### STATED PROBLEM
Find the line containing "Type out the text in this image.", then return it and every line after it through the end of the records, exactly. Leave out pictures.

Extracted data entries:
------------

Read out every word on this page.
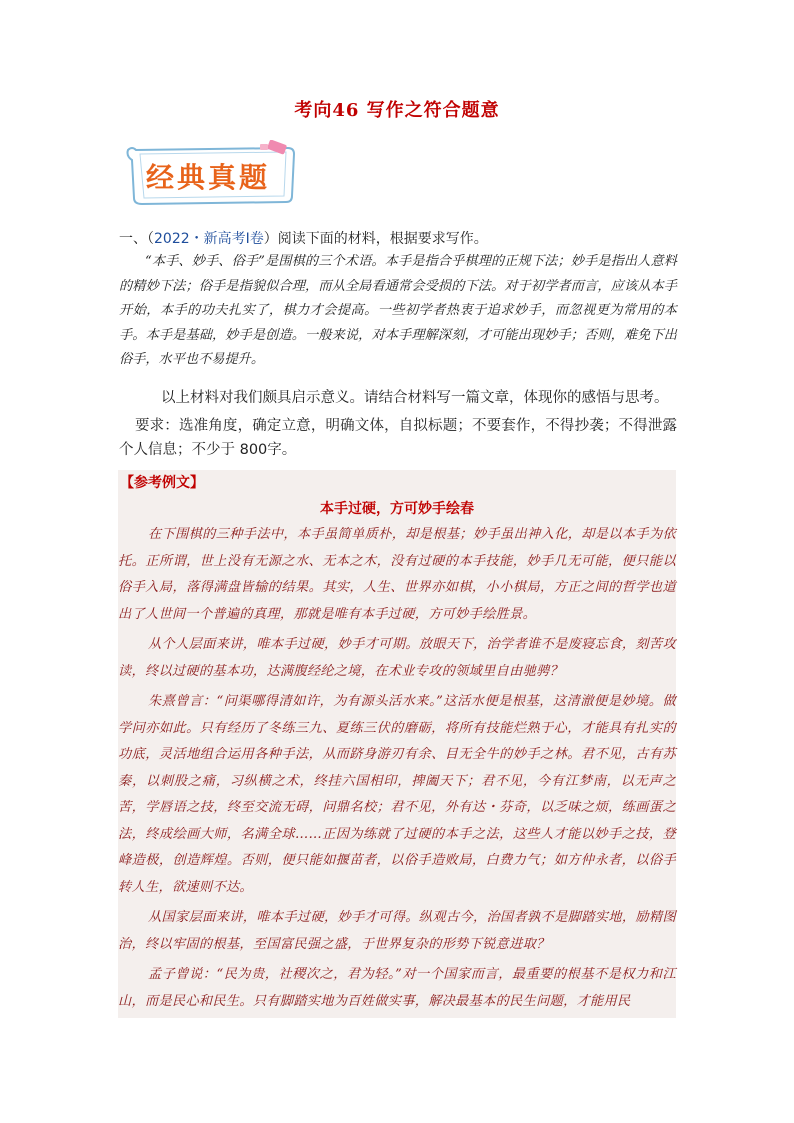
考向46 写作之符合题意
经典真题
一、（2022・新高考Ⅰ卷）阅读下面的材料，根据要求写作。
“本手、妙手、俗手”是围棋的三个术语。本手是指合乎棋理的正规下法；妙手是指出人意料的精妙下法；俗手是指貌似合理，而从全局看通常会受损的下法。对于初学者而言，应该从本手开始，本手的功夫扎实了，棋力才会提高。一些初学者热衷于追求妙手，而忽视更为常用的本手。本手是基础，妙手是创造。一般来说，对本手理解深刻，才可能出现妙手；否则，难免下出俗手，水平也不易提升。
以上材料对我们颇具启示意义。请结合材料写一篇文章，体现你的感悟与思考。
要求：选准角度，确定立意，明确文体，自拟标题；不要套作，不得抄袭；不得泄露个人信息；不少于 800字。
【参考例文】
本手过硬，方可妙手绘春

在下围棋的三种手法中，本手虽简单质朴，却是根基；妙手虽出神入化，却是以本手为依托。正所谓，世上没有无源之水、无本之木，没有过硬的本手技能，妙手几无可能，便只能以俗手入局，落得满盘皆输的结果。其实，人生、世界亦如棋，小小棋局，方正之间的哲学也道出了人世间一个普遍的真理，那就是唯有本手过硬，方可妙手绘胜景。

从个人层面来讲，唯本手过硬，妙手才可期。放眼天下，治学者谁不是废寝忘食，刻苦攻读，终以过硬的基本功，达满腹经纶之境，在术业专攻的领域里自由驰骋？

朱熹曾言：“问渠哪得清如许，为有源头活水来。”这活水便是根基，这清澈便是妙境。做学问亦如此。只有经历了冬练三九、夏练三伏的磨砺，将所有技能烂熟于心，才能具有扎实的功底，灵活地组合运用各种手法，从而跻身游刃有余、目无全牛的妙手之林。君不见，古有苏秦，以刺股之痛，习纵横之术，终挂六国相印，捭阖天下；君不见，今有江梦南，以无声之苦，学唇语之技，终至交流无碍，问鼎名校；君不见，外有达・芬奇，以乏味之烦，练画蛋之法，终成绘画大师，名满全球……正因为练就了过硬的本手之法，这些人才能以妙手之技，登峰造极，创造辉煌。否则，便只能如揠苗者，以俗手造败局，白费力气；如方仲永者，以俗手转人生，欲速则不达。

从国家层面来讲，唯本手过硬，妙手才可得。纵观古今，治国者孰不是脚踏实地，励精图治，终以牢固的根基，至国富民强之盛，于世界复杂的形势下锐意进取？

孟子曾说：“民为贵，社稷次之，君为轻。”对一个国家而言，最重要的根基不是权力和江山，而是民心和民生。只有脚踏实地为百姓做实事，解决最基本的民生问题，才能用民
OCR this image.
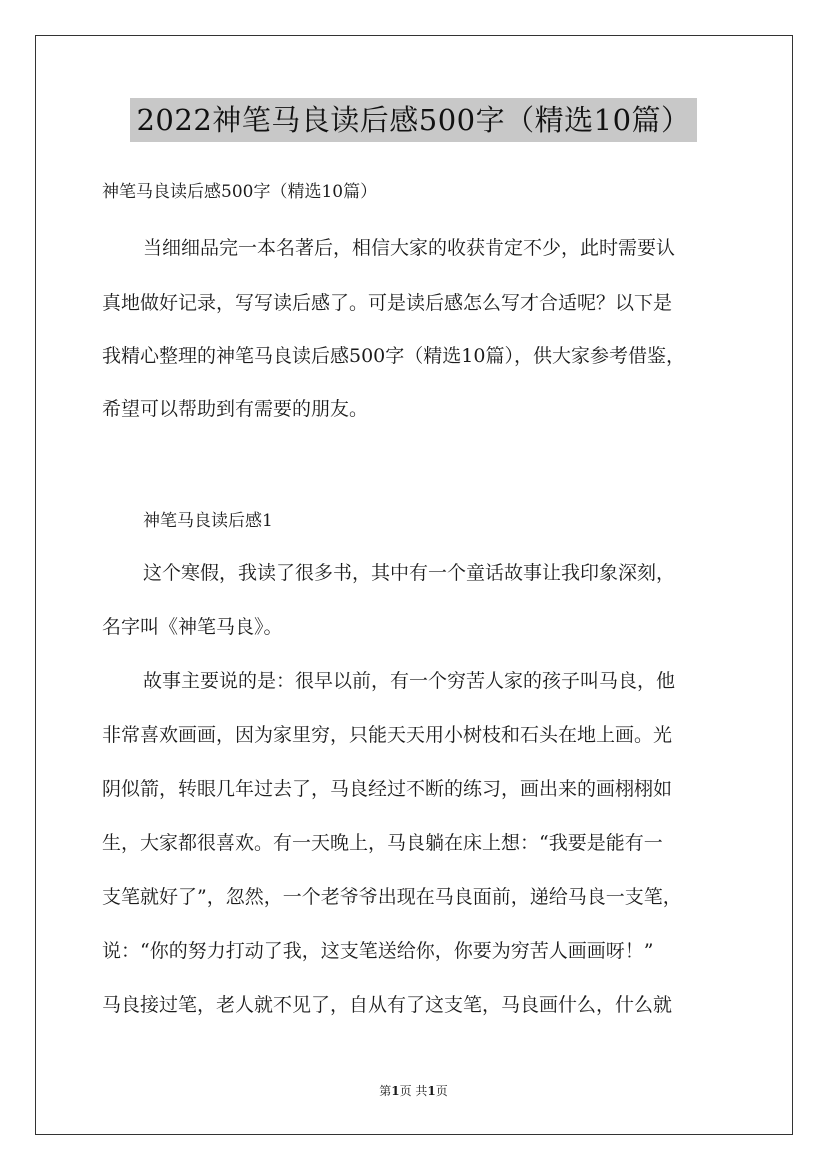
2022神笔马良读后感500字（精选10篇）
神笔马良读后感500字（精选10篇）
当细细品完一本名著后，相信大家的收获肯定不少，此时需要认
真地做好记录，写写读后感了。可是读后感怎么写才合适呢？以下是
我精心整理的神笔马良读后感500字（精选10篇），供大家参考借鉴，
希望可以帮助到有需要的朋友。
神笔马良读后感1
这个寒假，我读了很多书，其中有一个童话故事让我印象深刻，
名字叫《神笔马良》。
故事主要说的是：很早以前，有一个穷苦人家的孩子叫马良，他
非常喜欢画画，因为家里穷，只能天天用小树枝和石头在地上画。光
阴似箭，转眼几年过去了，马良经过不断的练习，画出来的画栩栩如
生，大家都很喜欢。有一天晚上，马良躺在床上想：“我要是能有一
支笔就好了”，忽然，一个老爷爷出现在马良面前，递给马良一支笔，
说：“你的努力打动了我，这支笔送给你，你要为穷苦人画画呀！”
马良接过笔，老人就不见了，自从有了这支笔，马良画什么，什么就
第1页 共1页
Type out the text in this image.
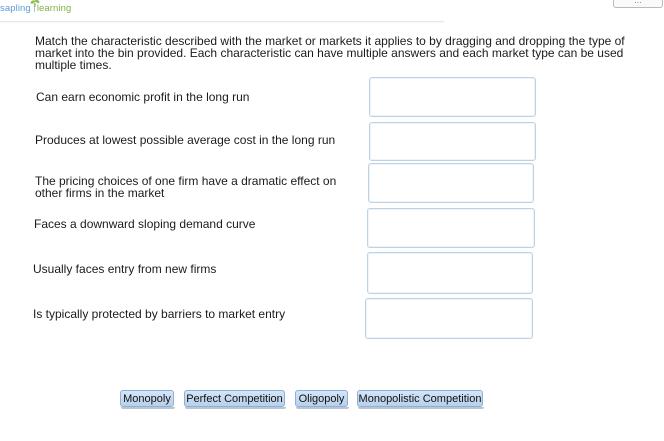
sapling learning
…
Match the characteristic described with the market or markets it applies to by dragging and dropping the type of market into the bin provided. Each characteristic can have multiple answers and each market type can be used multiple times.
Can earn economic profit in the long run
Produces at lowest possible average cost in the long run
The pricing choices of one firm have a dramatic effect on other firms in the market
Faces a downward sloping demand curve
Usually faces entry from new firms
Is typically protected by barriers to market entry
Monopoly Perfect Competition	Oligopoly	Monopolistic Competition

------------

### RESPONSE TO THIS TASK
Type out the text in this image.
sapling learning
…
Match the characteristic described with the market or markets it applies to by dragging and dropping the type of market into the bin provided. Each characteristic can have multiple answers and each market type can be used multiple times.
Can earn economic profit in the long run
Produces at lowest possible average cost in the long run
The pricing choices of one firm have a dramatic effect on other firms in the market
Faces a downward sloping demand curve
Usually faces entry from new firms
Is typically protected by barriers to market entry
Monopoly Perfect Competition	Oligopoly	Monopolistic Competition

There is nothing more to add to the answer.